**DESCRIPTION OF THE TASK**
Only the pictures stay out; every record is to be quoted exactly.

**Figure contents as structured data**
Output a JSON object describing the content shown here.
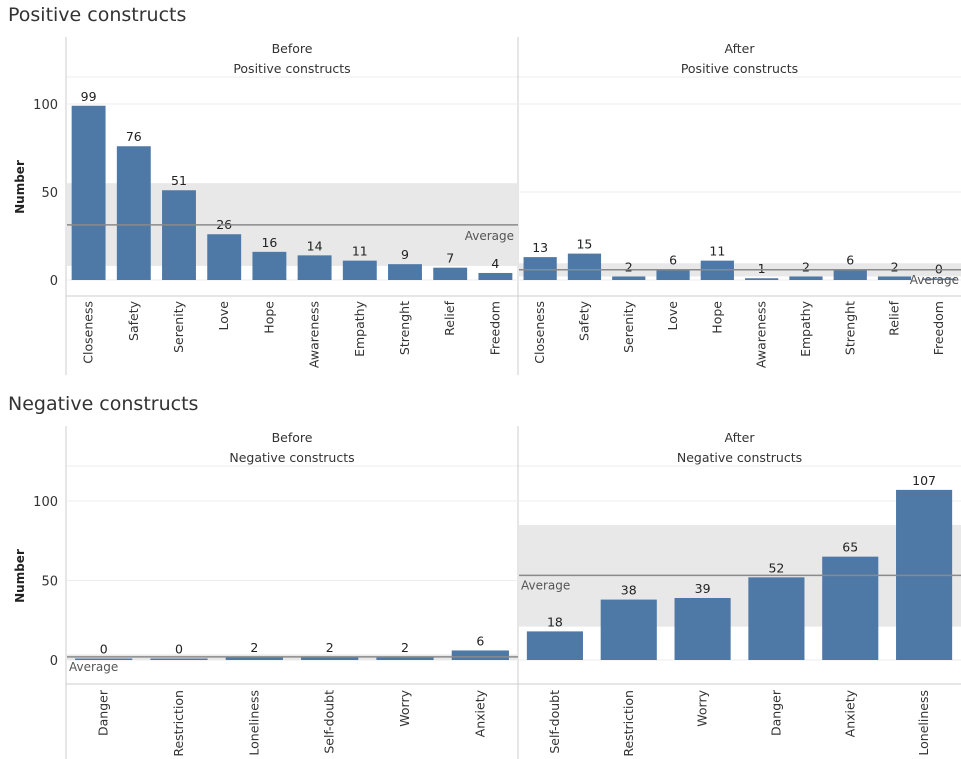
{
  "sections": [
    {
      "title": "Positive constructs",
      "ylabel": "Number",
      "yticks": [
        0,
        50,
        100
      ],
      "average_label": "Average",
      "panels": [
        {
          "header_line1": "Before",
          "header_line2": "Positive constructs",
          "average": 31.3,
          "band": [
            8,
            55
          ],
          "bars": [
            {
              "label": "Closeness",
              "value": 99
            },
            {
              "label": "Safety",
              "value": 76
            },
            {
              "label": "Serenity",
              "value": 51
            },
            {
              "label": "Love",
              "value": 26
            },
            {
              "label": "Hope",
              "value": 16
            },
            {
              "label": "Awareness",
              "value": 14
            },
            {
              "label": "Empathy",
              "value": 11
            },
            {
              "label": "Strenght",
              "value": 9
            },
            {
              "label": "Relief",
              "value": 7
            },
            {
              "label": "Freedom",
              "value": 4
            }
          ]
        },
        {
          "header_line1": "After",
          "header_line2": "Positive constructs",
          "average": 5.8,
          "band": [
            2,
            9.5
          ],
          "bars": [
            {
              "label": "Closeness",
              "value": 13
            },
            {
              "label": "Safety",
              "value": 15
            },
            {
              "label": "Serenity",
              "value": 2
            },
            {
              "label": "Love",
              "value": 6
            },
            {
              "label": "Hope",
              "value": 11
            },
            {
              "label": "Awareness",
              "value": 1
            },
            {
              "label": "Empathy",
              "value": 2
            },
            {
              "label": "Strenght",
              "value": 6
            },
            {
              "label": "Relief",
              "value": 2
            },
            {
              "label": "Freedom",
              "value": 0
            }
          ]
        }
      ]
    },
    {
      "title": "Negative constructs",
      "ylabel": "Number",
      "yticks": [
        0,
        50,
        100
      ],
      "average_label": "Average",
      "panels": [
        {
          "header_line1": "Before",
          "header_line2": "Negative constructs",
          "average": 2,
          "band": [
            0,
            3.5
          ],
          "bars": [
            {
              "label": "Danger",
              "value": 0
            },
            {
              "label": "Restriction",
              "value": 0
            },
            {
              "label": "Loneliness",
              "value": 2
            },
            {
              "label": "Self-doubt",
              "value": 2
            },
            {
              "label": "Worry",
              "value": 2
            },
            {
              "label": "Anxiety",
              "value": 6
            }
          ]
        },
        {
          "header_line1": "After",
          "header_line2": "Negative constructs",
          "average": 53.2,
          "band": [
            21,
            85
          ],
          "bars": [
            {
              "label": "Self-doubt",
              "value": 18
            },
            {
              "label": "Restriction",
              "value": 38
            },
            {
              "label": "Worry",
              "value": 39
            },
            {
              "label": "Danger",
              "value": 52
            },
            {
              "label": "Anxiety",
              "value": 65
            },
            {
              "label": "Loneliness",
              "value": 107
            }
          ]
        }
      ]
    }
  ],
  "chart_data": [
    {
      "type": "bar",
      "title": "Positive constructs",
      "ylabel": "Number",
      "series": [
        {
          "name": "Before",
          "categories": [
            "Closeness",
            "Safety",
            "Serenity",
            "Love",
            "Hope",
            "Awareness",
            "Empathy",
            "Strenght",
            "Relief",
            "Freedom"
          ],
          "values": [
            99,
            76,
            51,
            26,
            16,
            14,
            11,
            9,
            7,
            4
          ]
        },
        {
          "name": "After",
          "categories": [
            "Closeness",
            "Safety",
            "Serenity",
            "Love",
            "Hope",
            "Awareness",
            "Empathy",
            "Strenght",
            "Relief",
            "Freedom"
          ],
          "values": [
            13,
            15,
            2,
            6,
            11,
            1,
            2,
            6,
            2,
            0
          ]
        }
      ],
      "ylim": [
        -10,
        125
      ],
      "grid": true
    },
    {
      "type": "bar",
      "title": "Negative constructs",
      "ylabel": "Number",
      "series": [
        {
          "name": "Before",
          "categories": [
            "Danger",
            "Restriction",
            "Loneliness",
            "Self-doubt",
            "Worry",
            "Anxiety"
          ],
          "values": [
            0,
            0,
            2,
            2,
            2,
            6
          ]
        },
        {
          "name": "After",
          "categories": [
            "Self-doubt",
            "Restriction",
            "Worry",
            "Danger",
            "Anxiety",
            "Loneliness"
          ],
          "values": [
            18,
            38,
            39,
            52,
            65,
            107
          ]
        }
      ],
      "ylim": [
        -10,
        125
      ],
      "grid": true
    }
  ],
  "colors": {
    "bar": "#4e79a7",
    "band": "#e8e8e8",
    "average_line": "#8a8a8a",
    "grid": "#ececec",
    "divider": "#cccccc",
    "text": "#333333"
  }
}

**RESULT**
Output a JSON object describing the content shown here.
{
  "sections": [
    {
      "title": "Positive constructs",
      "ylabel": "Number",
      "yticks": [
        0,
        50,
        100
      ],
      "average_label": "Average",
      "panels": [
        {
          "header_line1": "Before",
          "header_line2": "Positive constructs",
          "average": 31.3,
          "band": [
            8,
            55
          ],
          "bars": [
            {
              "label": "Closeness",
              "value": 99
            },
            {
              "label": "Safety",
              "value": 76
            },
            {
              "label": "Serenity",
              "value": 51
            },
            {
              "label": "Love",
              "value": 26
            },
            {
              "label": "Hope",
              "value": 16
            },
            {
              "label": "Awareness",
              "value": 14
            },
            {
              "label": "Empathy",
              "value": 11
            },
            {
              "label": "Strenght",
              "value": 9
            },
            {
              "label": "Relief",
              "value": 7
            },
            {
              "label": "Freedom",
              "value": 4
            }
          ]
        },
        {
          "header_line1": "After",
          "header_line2": "Positive constructs",
          "average": 5.8,
          "band": [
            2,
            9.5
          ],
          "bars": [
            {
              "label": "Closeness",
              "value": 13
            },
            {
              "label": "Safety",
              "value": 15
            },
            {
              "label": "Serenity",
              "value": 2
            },
            {
              "label": "Love",
              "value": 6
            },
            {
              "label": "Hope",
              "value": 11
            },
            {
              "label": "Awareness",
              "value": 1
            },
            {
              "label": "Empathy",
              "value": 2
            },
            {
              "label": "Strenght",
              "value": 6
            },
            {
              "label": "Relief",
              "value": 2
            },
            {
              "label": "Freedom",
              "value": 0
            }
          ]
        }
      ]
    },
    {
      "title": "Negative constructs",
      "ylabel": "Number",
      "yticks": [
        0,
        50,
        100
      ],
      "average_label": "Average",
      "panels": [
        {
          "header_line1": "Before",
          "header_line2": "Negative constructs",
          "average": 2,
          "band": [
            0,
            3.5
          ],
          "bars": [
            {
              "label": "Danger",
              "value": 0
            },
            {
              "label": "Restriction",
              "value": 0
            },
            {
              "label": "Loneliness",
              "value": 2
            },
            {
              "label": "Self-doubt",
              "value": 2
            },
            {
              "label": "Worry",
              "value": 2
            },
            {
              "label": "Anxiety",
              "value": 6
            }
          ]
        },
        {
          "header_line1": "After",
          "header_line2": "Negative constructs",
          "average": 53.2,
          "band": [
            21,
            85
          ],
          "bars": [
            {
              "label": "Self-doubt",
              "value": 18
            },
            {
              "label": "Restriction",
              "value": 38
            },
            {
              "label": "Worry",
              "value": 39
            },
            {
              "label": "Danger",
              "value": 52
            },
            {
              "label": "Anxiety",
              "value": 65
            },
            {
              "label": "Loneliness",
              "value": 107
            }
          ]
        }
      ]
    }
  ],
  "chart_data": [
    {
      "type": "bar",
      "title": "Positive constructs",
      "ylabel": "Number",
      "series": [
        {
          "name": "Before",
          "categories": [
            "Closeness",
            "Safety",
            "Serenity",
            "Love",
            "Hope",
            "Awareness",
            "Empathy",
            "Strenght",
            "Relief",
            "Freedom"
          ],
          "values": [
            99,
            76,
            51,
            26,
            16,
            14,
            11,
            9,
            7,
            4
          ]
        },
        {
          "name": "After",
          "categories": [
            "Closeness",
            "Safety",
            "Serenity",
            "Love",
            "Hope",
            "Awareness",
            "Empathy",
            "Strenght",
            "Relief",
            "Freedom"
          ],
          "values": [
            13,
            15,
            2,
            6,
            11,
            1,
            2,
            6,
            2,
            0
          ]
        }
      ],
      "ylim": [
        -10,
        125
      ],
      "grid": true
    },
    {
      "type": "bar",
      "title": "Negative constructs",
      "ylabel": "Number",
      "series": [
        {
          "name": "Before",
          "categories": [
            "Danger",
            "Restriction",
            "Loneliness",
            "Self-doubt",
            "Worry",
            "Anxiety"
          ],
          "values": [
            0,
            0,
            2,
            2,
            2,
            6
          ]
        },
        {
          "name": "After",
          "categories": [
            "Self-doubt",
            "Restriction",
            "Worry",
            "Danger",
            "Anxiety",
            "Loneliness"
          ],
          "values": [
            18,
            38,
            39,
            52,
            65,
            107
          ]
        }
      ],
      "ylim": [
        -10,
        125
      ],
      "grid": true
    }
  ],
  "colors": {
    "bar": "#4e79a7",
    "band": "#e8e8e8",
    "average_line": "#8a8a8a",
    "grid": "#ececec",
    "divider": "#cccccc",
    "text": "#333333"
  }
}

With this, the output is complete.